* [BRIEF]:
Look through the listing and locate every line containing the word "values"; copy those lines.

-- Start of GIVEN DATA --

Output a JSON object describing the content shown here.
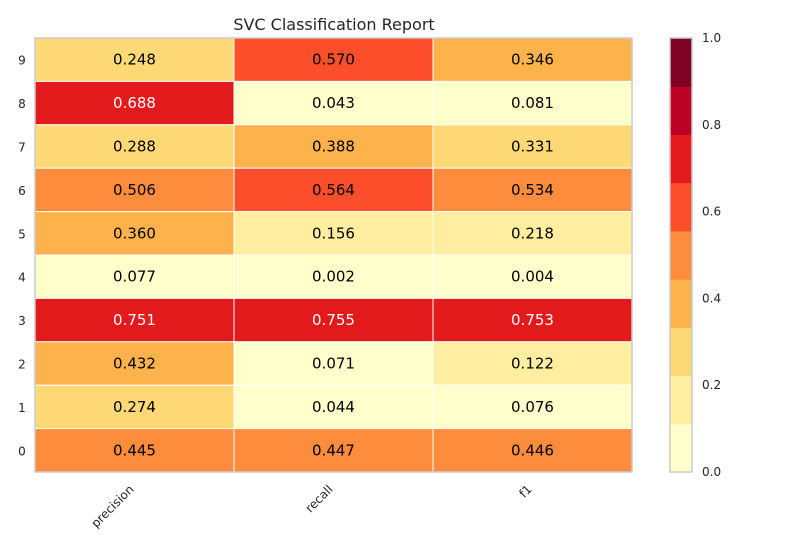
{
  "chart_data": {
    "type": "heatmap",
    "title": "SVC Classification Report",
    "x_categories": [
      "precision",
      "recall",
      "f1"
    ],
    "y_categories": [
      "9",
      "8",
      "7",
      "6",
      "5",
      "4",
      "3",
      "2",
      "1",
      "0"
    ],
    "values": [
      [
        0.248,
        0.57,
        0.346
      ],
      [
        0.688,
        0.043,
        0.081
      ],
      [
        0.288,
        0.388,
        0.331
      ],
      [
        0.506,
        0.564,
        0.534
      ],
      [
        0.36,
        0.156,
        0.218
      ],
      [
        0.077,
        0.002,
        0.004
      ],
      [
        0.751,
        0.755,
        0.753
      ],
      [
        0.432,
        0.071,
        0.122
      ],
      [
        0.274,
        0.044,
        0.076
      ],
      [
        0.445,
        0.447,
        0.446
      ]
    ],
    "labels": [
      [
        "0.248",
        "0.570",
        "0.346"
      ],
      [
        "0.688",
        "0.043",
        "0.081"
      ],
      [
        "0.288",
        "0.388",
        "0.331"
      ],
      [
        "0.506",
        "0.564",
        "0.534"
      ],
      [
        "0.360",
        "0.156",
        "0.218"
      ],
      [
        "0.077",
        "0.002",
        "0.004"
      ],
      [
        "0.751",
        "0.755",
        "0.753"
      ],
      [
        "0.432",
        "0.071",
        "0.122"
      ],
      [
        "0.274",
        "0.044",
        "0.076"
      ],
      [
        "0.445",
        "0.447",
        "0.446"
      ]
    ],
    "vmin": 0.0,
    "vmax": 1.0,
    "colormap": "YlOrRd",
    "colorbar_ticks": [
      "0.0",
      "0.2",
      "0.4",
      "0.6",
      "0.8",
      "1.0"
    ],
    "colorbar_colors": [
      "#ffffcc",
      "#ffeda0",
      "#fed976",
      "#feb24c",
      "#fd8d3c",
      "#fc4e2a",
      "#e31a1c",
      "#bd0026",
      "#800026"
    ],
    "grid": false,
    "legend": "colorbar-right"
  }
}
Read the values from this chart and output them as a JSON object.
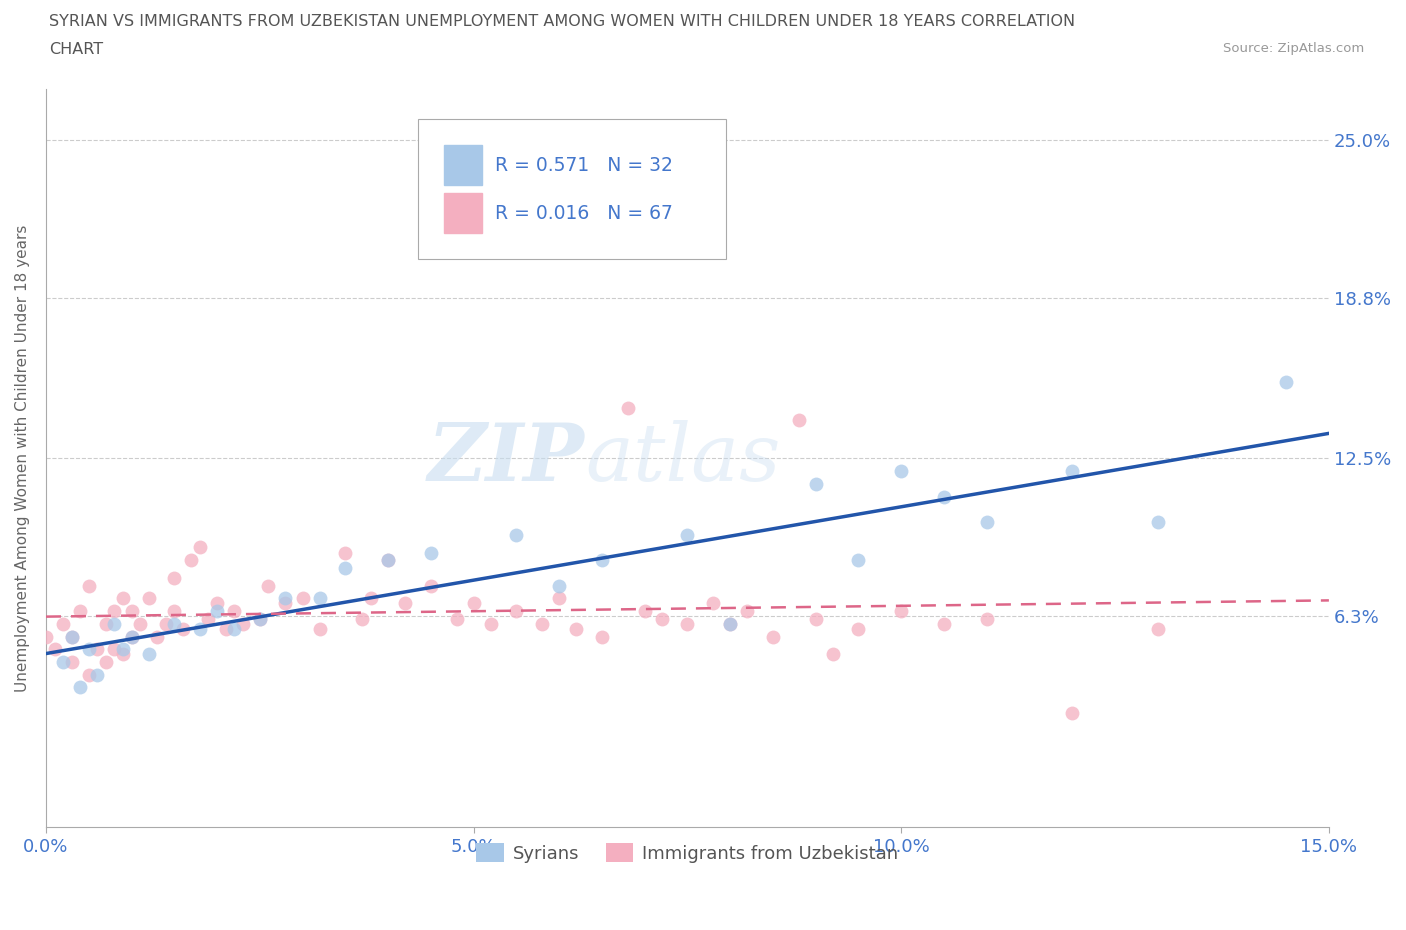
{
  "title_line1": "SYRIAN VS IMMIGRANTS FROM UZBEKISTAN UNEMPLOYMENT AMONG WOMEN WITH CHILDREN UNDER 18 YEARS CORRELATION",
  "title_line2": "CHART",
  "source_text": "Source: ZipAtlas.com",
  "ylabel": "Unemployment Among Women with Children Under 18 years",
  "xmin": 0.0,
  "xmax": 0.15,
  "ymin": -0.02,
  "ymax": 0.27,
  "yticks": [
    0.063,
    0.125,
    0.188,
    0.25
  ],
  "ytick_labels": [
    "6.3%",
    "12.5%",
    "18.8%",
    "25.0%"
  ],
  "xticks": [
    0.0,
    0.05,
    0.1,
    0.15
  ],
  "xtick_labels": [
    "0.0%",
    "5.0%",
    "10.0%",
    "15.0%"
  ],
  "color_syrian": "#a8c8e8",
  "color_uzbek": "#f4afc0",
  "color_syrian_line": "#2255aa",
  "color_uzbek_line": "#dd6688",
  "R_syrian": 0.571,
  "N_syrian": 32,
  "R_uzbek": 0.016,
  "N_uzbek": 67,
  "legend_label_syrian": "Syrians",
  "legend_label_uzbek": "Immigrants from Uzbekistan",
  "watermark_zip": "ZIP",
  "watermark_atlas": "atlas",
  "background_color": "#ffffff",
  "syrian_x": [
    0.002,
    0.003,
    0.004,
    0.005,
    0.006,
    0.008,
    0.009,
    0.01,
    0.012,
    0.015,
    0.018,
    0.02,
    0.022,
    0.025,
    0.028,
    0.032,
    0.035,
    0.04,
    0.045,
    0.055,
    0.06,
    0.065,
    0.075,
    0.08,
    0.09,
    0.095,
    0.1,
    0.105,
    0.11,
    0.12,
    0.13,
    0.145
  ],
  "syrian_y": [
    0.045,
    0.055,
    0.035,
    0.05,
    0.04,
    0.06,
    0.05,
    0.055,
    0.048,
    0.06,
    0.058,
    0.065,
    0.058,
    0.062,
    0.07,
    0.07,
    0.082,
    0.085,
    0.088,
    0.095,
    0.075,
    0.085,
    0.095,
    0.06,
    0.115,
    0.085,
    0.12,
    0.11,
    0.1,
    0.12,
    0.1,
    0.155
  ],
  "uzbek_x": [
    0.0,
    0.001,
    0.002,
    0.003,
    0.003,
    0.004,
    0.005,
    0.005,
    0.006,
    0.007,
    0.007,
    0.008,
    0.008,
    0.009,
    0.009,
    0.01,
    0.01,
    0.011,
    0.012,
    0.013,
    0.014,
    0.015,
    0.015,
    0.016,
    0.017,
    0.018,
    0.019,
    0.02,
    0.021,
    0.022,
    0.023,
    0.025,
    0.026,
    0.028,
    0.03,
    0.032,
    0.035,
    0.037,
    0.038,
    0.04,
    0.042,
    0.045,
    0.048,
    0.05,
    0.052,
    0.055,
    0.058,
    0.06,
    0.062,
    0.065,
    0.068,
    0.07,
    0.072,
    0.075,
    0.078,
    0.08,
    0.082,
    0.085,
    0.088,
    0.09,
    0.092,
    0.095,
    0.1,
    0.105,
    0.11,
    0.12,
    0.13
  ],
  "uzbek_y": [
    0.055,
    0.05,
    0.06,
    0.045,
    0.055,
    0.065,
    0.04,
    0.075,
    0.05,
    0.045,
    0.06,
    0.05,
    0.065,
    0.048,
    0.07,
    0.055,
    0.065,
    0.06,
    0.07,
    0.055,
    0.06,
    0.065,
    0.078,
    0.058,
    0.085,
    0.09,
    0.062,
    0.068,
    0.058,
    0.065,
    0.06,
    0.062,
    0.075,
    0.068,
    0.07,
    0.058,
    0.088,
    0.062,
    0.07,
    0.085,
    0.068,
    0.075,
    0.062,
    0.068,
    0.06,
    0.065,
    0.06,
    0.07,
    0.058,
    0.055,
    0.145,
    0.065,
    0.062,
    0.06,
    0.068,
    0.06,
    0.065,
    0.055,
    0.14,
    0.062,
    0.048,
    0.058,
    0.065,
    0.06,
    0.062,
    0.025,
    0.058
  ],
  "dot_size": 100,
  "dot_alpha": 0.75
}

-- End of GIVEN DATA --
-- Start of GIVEN DATA --

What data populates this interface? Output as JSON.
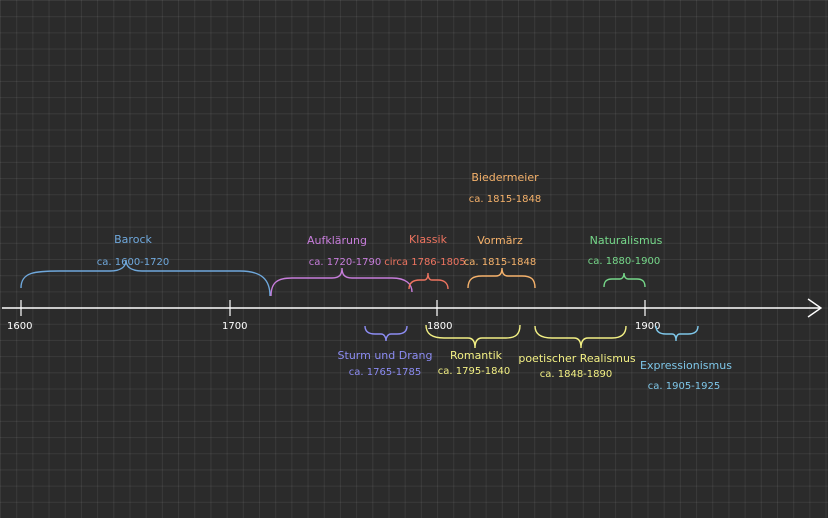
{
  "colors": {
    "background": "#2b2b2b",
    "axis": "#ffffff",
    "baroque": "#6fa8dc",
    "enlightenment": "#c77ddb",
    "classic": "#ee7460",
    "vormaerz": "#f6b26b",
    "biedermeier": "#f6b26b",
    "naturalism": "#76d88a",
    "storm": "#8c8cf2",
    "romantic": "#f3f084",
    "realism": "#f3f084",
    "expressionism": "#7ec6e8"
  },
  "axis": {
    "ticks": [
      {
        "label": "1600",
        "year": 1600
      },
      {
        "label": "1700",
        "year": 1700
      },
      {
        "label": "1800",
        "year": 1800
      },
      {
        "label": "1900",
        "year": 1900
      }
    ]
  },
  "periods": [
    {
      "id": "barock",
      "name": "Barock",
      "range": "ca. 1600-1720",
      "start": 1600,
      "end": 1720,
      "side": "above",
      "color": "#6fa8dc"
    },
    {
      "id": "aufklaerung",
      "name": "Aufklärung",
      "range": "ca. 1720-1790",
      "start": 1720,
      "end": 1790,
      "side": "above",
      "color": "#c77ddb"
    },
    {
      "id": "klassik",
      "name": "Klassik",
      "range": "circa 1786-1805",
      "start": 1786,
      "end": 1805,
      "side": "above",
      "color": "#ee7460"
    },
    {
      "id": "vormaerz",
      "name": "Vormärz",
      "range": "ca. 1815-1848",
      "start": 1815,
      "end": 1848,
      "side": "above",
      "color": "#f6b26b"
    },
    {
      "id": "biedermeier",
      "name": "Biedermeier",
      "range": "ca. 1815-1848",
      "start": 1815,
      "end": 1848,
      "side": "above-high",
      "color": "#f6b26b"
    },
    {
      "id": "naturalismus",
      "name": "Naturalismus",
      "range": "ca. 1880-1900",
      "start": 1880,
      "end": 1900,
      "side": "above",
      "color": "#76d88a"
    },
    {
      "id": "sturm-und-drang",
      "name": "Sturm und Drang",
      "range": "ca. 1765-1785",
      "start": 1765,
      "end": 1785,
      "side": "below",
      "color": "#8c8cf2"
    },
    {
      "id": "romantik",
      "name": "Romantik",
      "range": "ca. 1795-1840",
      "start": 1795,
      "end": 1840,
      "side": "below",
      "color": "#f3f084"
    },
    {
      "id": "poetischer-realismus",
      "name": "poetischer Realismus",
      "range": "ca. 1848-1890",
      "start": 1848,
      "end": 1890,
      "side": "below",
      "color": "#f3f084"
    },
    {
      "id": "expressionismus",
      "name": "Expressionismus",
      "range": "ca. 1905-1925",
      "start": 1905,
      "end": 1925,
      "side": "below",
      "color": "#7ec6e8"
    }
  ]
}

-- End of GIVEN DATA --

* [RESULT FOR THIS EXERCISE]:
    "values": [
Read the values from this chart and output them as a JSON object.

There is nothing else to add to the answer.